Stated exercise. Write out the listing below word for word, from its first line through the line containing "229, 412, 261]", including that final line.

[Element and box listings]
• • • • • • •

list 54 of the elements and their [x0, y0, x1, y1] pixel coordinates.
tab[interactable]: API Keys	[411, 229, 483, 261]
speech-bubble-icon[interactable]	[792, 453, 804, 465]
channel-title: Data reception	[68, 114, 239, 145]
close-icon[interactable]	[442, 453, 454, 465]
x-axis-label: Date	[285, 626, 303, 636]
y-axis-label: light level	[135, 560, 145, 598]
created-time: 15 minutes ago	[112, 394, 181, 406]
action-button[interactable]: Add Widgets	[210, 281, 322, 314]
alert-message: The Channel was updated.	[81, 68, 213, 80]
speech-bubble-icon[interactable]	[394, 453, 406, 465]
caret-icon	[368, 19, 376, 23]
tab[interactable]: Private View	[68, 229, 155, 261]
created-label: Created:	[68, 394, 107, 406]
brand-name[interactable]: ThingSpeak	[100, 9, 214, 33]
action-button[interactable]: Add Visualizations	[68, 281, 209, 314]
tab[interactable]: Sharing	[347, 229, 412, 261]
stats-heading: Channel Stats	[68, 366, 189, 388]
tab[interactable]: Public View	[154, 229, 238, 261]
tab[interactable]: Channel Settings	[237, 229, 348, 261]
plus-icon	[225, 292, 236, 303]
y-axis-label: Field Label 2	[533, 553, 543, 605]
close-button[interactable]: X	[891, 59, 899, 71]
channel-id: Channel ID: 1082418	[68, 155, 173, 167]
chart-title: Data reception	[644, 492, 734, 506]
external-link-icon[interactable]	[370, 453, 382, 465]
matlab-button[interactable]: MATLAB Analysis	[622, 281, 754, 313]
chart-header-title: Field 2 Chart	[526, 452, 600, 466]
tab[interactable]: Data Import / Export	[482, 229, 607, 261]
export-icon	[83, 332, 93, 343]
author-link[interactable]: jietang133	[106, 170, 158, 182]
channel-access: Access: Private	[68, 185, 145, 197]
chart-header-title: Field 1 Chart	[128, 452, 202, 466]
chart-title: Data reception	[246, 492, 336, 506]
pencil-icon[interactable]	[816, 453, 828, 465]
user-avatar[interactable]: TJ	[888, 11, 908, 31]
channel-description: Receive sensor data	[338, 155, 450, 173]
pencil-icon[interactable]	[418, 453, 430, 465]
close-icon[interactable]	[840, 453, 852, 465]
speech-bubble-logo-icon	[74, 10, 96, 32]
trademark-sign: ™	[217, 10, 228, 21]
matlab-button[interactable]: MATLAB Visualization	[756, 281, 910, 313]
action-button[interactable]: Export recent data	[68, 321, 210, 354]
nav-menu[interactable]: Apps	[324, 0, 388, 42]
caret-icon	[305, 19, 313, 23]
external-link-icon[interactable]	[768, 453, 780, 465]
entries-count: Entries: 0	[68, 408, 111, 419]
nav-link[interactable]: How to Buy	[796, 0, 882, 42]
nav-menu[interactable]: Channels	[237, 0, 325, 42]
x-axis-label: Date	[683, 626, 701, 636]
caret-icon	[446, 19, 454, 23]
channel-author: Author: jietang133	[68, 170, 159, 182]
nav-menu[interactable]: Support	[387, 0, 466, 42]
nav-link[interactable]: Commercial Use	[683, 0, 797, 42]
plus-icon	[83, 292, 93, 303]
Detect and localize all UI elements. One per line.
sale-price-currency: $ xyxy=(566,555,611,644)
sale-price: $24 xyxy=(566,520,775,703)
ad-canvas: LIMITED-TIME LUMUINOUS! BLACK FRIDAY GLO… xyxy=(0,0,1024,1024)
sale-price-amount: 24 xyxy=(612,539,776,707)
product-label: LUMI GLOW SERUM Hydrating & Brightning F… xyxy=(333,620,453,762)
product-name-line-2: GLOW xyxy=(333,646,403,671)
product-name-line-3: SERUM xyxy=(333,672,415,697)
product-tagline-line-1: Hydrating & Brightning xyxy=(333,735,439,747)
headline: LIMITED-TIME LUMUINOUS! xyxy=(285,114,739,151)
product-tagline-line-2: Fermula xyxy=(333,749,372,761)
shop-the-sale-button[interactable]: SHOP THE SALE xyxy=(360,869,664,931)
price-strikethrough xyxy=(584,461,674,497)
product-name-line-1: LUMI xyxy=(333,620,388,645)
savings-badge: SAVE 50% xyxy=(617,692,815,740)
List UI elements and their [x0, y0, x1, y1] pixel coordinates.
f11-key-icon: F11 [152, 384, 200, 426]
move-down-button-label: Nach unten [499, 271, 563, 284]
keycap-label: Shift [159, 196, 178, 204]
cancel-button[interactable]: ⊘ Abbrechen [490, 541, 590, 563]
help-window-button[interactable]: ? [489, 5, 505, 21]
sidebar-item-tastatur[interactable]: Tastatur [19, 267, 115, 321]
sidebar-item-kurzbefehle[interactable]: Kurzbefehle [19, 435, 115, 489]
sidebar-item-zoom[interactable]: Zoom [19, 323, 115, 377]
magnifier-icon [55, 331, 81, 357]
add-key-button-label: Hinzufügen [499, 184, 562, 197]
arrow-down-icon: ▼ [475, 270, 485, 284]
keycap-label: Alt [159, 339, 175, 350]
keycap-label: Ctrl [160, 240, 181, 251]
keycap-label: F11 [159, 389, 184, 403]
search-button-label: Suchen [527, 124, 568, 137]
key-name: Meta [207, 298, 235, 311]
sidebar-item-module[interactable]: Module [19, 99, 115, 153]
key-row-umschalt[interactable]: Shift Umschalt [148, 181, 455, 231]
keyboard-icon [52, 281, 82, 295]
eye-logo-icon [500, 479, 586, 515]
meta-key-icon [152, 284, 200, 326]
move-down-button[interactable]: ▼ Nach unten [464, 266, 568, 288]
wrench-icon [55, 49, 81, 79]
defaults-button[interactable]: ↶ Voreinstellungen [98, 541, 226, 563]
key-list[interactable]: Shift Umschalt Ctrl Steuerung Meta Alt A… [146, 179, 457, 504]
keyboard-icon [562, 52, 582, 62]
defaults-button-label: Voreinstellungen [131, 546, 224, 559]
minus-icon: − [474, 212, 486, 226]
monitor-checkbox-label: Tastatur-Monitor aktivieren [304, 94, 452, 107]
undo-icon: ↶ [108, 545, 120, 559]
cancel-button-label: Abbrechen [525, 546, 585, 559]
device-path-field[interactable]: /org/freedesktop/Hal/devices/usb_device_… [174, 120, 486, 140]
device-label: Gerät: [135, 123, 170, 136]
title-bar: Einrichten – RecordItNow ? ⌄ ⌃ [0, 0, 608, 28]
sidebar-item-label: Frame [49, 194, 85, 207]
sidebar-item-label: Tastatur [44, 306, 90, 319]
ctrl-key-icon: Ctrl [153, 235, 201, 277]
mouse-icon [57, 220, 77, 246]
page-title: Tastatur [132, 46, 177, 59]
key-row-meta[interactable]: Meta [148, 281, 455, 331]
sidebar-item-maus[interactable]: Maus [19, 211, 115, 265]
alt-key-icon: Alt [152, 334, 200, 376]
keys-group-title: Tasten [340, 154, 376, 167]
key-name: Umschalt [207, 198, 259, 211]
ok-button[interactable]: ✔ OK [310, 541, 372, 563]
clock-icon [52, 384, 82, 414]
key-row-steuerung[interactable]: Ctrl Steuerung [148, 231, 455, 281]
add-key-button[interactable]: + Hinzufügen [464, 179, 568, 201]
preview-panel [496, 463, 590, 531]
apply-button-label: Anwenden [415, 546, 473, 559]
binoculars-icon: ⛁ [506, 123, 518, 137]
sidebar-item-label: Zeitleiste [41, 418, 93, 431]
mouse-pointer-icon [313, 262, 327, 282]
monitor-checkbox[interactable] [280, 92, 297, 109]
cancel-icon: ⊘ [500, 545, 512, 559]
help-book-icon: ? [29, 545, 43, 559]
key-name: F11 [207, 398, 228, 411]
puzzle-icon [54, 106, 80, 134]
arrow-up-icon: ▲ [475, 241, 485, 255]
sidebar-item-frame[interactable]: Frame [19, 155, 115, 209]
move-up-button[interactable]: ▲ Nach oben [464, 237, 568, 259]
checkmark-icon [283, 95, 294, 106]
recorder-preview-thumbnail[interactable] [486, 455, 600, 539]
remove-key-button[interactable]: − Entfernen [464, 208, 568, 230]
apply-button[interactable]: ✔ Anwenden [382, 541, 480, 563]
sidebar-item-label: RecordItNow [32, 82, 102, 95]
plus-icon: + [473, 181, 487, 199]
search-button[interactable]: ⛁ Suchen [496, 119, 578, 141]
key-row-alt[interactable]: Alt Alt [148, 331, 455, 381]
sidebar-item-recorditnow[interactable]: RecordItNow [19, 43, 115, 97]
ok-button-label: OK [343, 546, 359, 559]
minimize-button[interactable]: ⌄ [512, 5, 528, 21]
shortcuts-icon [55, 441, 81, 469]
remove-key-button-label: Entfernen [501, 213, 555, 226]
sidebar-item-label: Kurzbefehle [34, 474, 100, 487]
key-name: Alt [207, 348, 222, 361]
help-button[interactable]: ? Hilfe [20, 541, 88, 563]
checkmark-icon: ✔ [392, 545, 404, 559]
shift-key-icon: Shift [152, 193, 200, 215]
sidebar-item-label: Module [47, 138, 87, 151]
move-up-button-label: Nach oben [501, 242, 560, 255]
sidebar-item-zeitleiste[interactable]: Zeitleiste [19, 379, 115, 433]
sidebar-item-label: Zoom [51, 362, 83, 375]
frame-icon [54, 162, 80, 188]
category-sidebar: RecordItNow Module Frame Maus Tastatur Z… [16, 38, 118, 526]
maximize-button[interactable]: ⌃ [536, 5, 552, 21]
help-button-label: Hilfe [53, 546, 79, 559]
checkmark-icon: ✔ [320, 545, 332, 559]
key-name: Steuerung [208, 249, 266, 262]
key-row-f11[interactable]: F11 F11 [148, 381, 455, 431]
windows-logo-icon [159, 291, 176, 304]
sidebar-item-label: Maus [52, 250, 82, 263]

• • • • • • •

Finished answer.
list 54 of the elements and their [x0, y0, x1, y1] pixel coordinates.
tab[interactable]: API Keys	[411, 229, 483, 261]
speech-bubble-icon[interactable]	[792, 453, 804, 465]
channel-title: Data reception	[68, 114, 239, 145]
close-icon[interactable]	[442, 453, 454, 465]
x-axis-label: Date	[285, 626, 303, 636]
y-axis-label: light level	[135, 560, 145, 598]
created-time: 15 minutes ago	[112, 394, 181, 406]
action-button[interactable]: Add Widgets	[210, 281, 322, 314]
alert-message: The Channel was updated.	[81, 68, 213, 80]
speech-bubble-icon[interactable]	[394, 453, 406, 465]
caret-icon	[368, 19, 376, 23]
tab[interactable]: Private View	[68, 229, 155, 261]
created-label: Created:	[68, 394, 107, 406]
brand-name[interactable]: ThingSpeak	[100, 9, 214, 33]
action-button[interactable]: Add Visualizations	[68, 281, 209, 314]
tab[interactable]: Sharing	[347, 229, 412, 261]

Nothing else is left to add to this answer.